→ Task
Retype all of the entries below line for line, keeping every character unchanged.

Some entries:
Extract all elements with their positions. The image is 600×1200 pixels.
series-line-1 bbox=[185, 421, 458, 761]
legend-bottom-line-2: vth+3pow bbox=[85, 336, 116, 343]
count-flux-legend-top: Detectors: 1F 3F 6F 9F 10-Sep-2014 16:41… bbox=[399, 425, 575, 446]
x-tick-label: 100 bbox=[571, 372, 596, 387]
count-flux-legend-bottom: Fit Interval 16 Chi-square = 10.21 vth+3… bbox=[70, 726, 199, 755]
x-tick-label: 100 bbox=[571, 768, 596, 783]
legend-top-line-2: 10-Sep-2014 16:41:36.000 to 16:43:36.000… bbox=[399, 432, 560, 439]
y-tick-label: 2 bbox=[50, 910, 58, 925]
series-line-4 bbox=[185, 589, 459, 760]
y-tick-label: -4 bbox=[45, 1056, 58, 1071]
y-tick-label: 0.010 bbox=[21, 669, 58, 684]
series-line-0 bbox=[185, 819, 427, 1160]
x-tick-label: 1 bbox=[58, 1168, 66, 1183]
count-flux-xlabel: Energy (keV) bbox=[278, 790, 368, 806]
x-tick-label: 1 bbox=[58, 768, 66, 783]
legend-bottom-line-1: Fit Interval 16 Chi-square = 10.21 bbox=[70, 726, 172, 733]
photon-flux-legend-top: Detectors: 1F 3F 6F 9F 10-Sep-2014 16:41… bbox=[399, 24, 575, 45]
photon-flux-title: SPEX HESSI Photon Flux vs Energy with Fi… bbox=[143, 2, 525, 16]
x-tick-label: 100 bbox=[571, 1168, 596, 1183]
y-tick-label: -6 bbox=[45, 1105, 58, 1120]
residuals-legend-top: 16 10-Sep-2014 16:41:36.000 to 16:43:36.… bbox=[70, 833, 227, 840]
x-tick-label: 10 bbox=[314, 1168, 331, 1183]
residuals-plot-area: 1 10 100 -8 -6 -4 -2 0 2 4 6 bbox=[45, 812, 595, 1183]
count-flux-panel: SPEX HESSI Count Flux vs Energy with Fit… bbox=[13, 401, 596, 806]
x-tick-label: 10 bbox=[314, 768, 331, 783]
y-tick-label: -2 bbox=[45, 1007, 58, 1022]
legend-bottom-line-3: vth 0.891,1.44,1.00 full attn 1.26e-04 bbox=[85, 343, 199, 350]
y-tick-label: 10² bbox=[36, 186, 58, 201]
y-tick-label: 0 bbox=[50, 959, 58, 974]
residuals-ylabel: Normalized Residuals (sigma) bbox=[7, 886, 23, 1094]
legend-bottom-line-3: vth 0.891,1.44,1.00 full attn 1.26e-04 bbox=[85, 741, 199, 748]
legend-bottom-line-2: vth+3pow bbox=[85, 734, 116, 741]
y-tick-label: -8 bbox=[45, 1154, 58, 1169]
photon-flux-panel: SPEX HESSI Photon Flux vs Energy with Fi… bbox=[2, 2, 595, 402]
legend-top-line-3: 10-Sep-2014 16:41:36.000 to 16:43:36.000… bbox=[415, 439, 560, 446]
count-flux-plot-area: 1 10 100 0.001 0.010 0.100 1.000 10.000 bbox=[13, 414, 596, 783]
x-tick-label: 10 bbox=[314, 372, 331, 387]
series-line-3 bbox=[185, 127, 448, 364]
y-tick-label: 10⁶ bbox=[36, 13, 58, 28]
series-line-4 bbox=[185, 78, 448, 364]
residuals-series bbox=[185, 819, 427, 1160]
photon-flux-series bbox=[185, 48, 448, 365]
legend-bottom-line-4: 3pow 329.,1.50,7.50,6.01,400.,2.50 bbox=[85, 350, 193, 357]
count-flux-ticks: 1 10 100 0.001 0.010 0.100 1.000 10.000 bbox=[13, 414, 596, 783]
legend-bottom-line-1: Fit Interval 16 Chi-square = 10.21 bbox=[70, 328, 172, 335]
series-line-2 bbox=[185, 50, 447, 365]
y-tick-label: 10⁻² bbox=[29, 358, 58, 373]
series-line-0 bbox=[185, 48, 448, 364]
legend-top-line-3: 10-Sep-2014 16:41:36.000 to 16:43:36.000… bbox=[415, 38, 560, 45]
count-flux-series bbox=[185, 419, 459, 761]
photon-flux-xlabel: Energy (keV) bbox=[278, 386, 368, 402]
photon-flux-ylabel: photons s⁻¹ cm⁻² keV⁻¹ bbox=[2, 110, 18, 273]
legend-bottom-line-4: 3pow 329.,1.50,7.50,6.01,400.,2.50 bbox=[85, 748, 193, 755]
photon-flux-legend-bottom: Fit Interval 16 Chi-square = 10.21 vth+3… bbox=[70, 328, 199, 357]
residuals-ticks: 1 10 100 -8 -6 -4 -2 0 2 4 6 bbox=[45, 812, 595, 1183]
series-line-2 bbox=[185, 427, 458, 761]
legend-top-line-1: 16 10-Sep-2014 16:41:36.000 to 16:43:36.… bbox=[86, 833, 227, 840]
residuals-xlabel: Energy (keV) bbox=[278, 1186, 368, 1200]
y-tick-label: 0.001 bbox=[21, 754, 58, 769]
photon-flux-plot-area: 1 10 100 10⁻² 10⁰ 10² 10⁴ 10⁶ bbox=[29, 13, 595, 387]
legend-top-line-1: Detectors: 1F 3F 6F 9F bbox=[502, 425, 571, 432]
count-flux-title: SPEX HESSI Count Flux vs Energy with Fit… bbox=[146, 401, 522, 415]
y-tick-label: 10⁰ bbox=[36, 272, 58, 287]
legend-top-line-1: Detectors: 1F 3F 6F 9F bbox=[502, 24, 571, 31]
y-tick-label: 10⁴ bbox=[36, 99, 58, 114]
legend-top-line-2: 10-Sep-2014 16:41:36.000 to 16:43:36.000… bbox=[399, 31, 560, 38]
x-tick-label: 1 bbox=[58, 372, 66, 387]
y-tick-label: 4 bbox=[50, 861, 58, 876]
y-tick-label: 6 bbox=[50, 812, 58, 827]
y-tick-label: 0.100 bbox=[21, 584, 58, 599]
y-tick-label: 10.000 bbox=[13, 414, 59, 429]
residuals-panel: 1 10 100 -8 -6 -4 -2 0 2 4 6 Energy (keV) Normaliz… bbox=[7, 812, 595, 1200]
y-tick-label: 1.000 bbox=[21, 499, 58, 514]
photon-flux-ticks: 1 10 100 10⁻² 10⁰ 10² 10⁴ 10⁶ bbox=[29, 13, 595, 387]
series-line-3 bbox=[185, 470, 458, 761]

→ Answer
Extract all elements with their positions. The image is 600×1200 pixels.
series-line-1 bbox=[185, 421, 458, 761]
legend-bottom-line-2: vth+3pow bbox=[85, 336, 116, 343]
count-flux-legend-top: Detectors: 1F 3F 6F 9F 10-Sep-2014 16:41… bbox=[399, 425, 575, 446]
x-tick-label: 100 bbox=[571, 372, 596, 387]
count-flux-legend-bottom: Fit Interval 16 Chi-square = 10.21 vth+3… bbox=[70, 726, 199, 755]
x-tick-label: 100 bbox=[571, 768, 596, 783]
legend-top-line-2: 10-Sep-2014 16:41:36.000 to 16:43:36.000… bbox=[399, 432, 560, 439]
y-tick-label: 2 bbox=[50, 910, 58, 925]
series-line-4 bbox=[185, 589, 459, 760]
y-tick-label: -4 bbox=[45, 1056, 58, 1071]
y-tick-label: 0.010 bbox=[21, 669, 58, 684]
series-line-0 bbox=[185, 819, 427, 1160]
x-tick-label: 1 bbox=[58, 1168, 66, 1183]
count-flux-xlabel: Energy (keV) bbox=[278, 790, 368, 806]
x-tick-label: 1 bbox=[58, 768, 66, 783]
legend-bottom-line-1: Fit Interval 16 Chi-square = 10.21 bbox=[70, 726, 172, 733]
photon-flux-legend-top: Detectors: 1F 3F 6F 9F 10-Sep-2014 16:41… bbox=[399, 24, 575, 45]
photon-flux-title: SPEX HESSI Photon Flux vs Energy with Fi… bbox=[143, 2, 525, 16]
x-tick-label: 100 bbox=[571, 1168, 596, 1183]
y-tick-label: -6 bbox=[45, 1105, 58, 1120]
residuals-legend-top: 16 10-Sep-2014 16:41:36.000 to 16:43:36.… bbox=[70, 833, 227, 840]
x-tick-label: 10 bbox=[314, 1168, 331, 1183]
residuals-plot-area: 1 10 100 -8 -6 -4 -2 0 2 4 6 bbox=[45, 812, 595, 1183]
count-flux-panel: SPEX HESSI Count Flux vs Energy with Fit… bbox=[13, 401, 596, 806]
x-tick-label: 10 bbox=[314, 768, 331, 783]
y-tick-label: -2 bbox=[45, 1007, 58, 1022]
legend-bottom-line-3: vth 0.891,1.44,1.00 full attn 1.26e-04 bbox=[85, 343, 199, 350]
y-tick-label: 10² bbox=[36, 186, 58, 201]
y-tick-label: 0 bbox=[50, 959, 58, 974]
residuals-ylabel: Normalized Residuals (sigma) bbox=[7, 886, 23, 1094]
legend-bottom-line-3: vth 0.891,1.44,1.00 full attn 1.26e-04 bbox=[85, 741, 199, 748]
legend-bottom-line-2: vth+3pow bbox=[85, 734, 116, 741]
y-tick-label: -8 bbox=[45, 1154, 58, 1169]
photon-flux-panel: SPEX HESSI Photon Flux vs Energy with Fi… bbox=[2, 2, 595, 402]
legend-top-line-3: 10-Sep-2014 16:41:36.000 to 16:43:36.000… bbox=[415, 439, 560, 446]
count-flux-plot-area: 1 10 100 0.001 0.010 0.100 1.000 10.000 bbox=[13, 414, 596, 783]
x-tick-label: 10 bbox=[314, 372, 331, 387]
series-line-3 bbox=[185, 127, 448, 364]
y-tick-label: 10⁶ bbox=[36, 13, 58, 28]
series-line-4 bbox=[185, 78, 448, 364]
residuals-series bbox=[185, 819, 427, 1160]
photon-flux-series bbox=[185, 48, 448, 365]
legend-bottom-line-4: 3pow 329.,1.50,7.50,6.01,400.,2.50 bbox=[85, 350, 193, 357]
count-flux-ticks: 1 10 100 0.001 0.010 0.100 1.000 10.000 bbox=[13, 414, 596, 783]
legend-bottom-line-1: Fit Interval 16 Chi-square = 10.21 bbox=[70, 328, 172, 335]
series-line-2 bbox=[185, 50, 447, 365]
y-tick-label: 10⁻² bbox=[29, 358, 58, 373]
series-line-0 bbox=[185, 48, 448, 364]
legend-top-line-3: 10-Sep-2014 16:41:36.000 to 16:43:36.000… bbox=[415, 38, 560, 45]
count-flux-series bbox=[185, 419, 459, 761]
photon-flux-xlabel: Energy (keV) bbox=[278, 386, 368, 402]
photon-flux-ylabel: photons s⁻¹ cm⁻² keV⁻¹ bbox=[2, 110, 18, 273]
legend-bottom-line-4: 3pow 329.,1.50,7.50,6.01,400.,2.50 bbox=[85, 748, 193, 755]
photon-flux-legend-bottom: Fit Interval 16 Chi-square = 10.21 vth+3… bbox=[70, 328, 199, 357]
residuals-ticks: 1 10 100 -8 -6 -4 -2 0 2 4 6 bbox=[45, 812, 595, 1183]
series-line-2 bbox=[185, 427, 458, 761]
legend-top-line-1: 16 10-Sep-2014 16:41:36.000 to 16:43:36.… bbox=[86, 833, 227, 840]
residuals-xlabel: Energy (keV) bbox=[278, 1186, 368, 1200]
y-tick-label: 0.001 bbox=[21, 754, 58, 769]
photon-flux-plot-area: 1 10 100 10⁻² 10⁰ 10² 10⁴ 10⁶ bbox=[29, 13, 595, 387]
legend-top-line-1: Detectors: 1F 3F 6F 9F bbox=[502, 425, 571, 432]
count-flux-title: SPEX HESSI Count Flux vs Energy with Fit… bbox=[146, 401, 522, 415]
y-tick-label: 10⁰ bbox=[36, 272, 58, 287]
legend-top-line-1: Detectors: 1F 3F 6F 9F bbox=[502, 24, 571, 31]
y-tick-label: 10⁴ bbox=[36, 99, 58, 114]
legend-top-line-2: 10-Sep-2014 16:41:36.000 to 16:43:36.000… bbox=[399, 31, 560, 38]
x-tick-label: 1 bbox=[58, 372, 66, 387]
y-tick-label: 4 bbox=[50, 861, 58, 876]
y-tick-label: 6 bbox=[50, 812, 58, 827]
y-tick-label: 0.100 bbox=[21, 584, 58, 599]
y-tick-label: 10.000 bbox=[13, 414, 59, 429]
residuals-panel: 1 10 100 -8 -6 -4 -2 0 2 4 6 Energy (keV) Normaliz… bbox=[7, 812, 595, 1200]
y-tick-label: 1.000 bbox=[21, 499, 58, 514]
photon-flux-ticks: 1 10 100 10⁻² 10⁰ 10² 10⁴ 10⁶ bbox=[29, 13, 595, 387]
series-line-3 bbox=[185, 470, 458, 761]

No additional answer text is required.